--- Start of INPUT ---

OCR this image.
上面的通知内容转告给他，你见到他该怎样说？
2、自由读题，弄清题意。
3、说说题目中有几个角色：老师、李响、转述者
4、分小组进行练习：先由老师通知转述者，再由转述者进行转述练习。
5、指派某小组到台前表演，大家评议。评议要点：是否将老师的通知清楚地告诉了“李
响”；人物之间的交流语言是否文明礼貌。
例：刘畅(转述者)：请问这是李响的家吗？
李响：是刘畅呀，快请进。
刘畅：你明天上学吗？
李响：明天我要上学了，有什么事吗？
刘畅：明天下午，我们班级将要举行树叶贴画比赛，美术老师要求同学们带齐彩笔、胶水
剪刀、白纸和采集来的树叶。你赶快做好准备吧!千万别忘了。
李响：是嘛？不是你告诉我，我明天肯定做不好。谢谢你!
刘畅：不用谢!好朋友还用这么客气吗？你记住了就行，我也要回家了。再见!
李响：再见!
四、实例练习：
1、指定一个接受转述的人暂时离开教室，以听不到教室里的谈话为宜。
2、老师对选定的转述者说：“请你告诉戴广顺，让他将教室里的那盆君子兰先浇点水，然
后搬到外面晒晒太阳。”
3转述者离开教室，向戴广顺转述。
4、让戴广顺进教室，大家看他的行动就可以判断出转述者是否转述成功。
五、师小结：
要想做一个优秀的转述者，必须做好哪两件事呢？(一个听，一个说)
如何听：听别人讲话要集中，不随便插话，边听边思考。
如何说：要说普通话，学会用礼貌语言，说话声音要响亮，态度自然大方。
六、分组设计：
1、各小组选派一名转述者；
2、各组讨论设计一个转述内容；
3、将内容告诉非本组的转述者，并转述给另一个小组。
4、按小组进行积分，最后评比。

--- End of INPUT ---

Reproduce the full listing exactly.

→ **SOLUTION TO THIS TASK**
OCR this image.
上面的通知内容转告给他，你见到他该怎样说？
2、自由读题，弄清题意。
3、说说题目中有几个角色：老师、李响、转述者
4、分小组进行练习：先由老师通知转述者，再由转述者进行转述练习。
5、指派某小组到台前表演，大家评议。评议要点：是否将老师的通知清楚地告诉了“李
响”；人物之间的交流语言是否文明礼貌。
例：刘畅(转述者)：请问这是李响的家吗？
李响：是刘畅呀，快请进。
刘畅：你明天上学吗？
李响：明天我要上学了，有什么事吗？
刘畅：明天下午，我们班级将要举行树叶贴画比赛，美术老师要求同学们带齐彩笔、胶水
剪刀、白纸和采集来的树叶。你赶快做好准备吧!千万别忘了。
李响：是嘛？不是你告诉我，我明天肯定做不好。谢谢你!
刘畅：不用谢!好朋友还用这么客气吗？你记住了就行，我也要回家了。再见!
李响：再见!
四、实例练习：
1、指定一个接受转述的人暂时离开教室，以听不到教室里的谈话为宜。
2、老师对选定的转述者说：“请你告诉戴广顺，让他将教室里的那盆君子兰先浇点水，然
后搬到外面晒晒太阳。”
3转述者离开教室，向戴广顺转述。
4、让戴广顺进教室，大家看他的行动就可以判断出转述者是否转述成功。
五、师小结：
要想做一个优秀的转述者，必须做好哪两件事呢？(一个听，一个说)
如何听：听别人讲话要集中，不随便插话，边听边思考。
如何说：要说普通话，学会用礼貌语言，说话声音要响亮，态度自然大方。
六、分组设计：
1、各小组选派一名转述者；
2、各组讨论设计一个转述内容；
3、将内容告诉非本组的转述者，并转述给另一个小组。
4、按小组进行积分，最后评比。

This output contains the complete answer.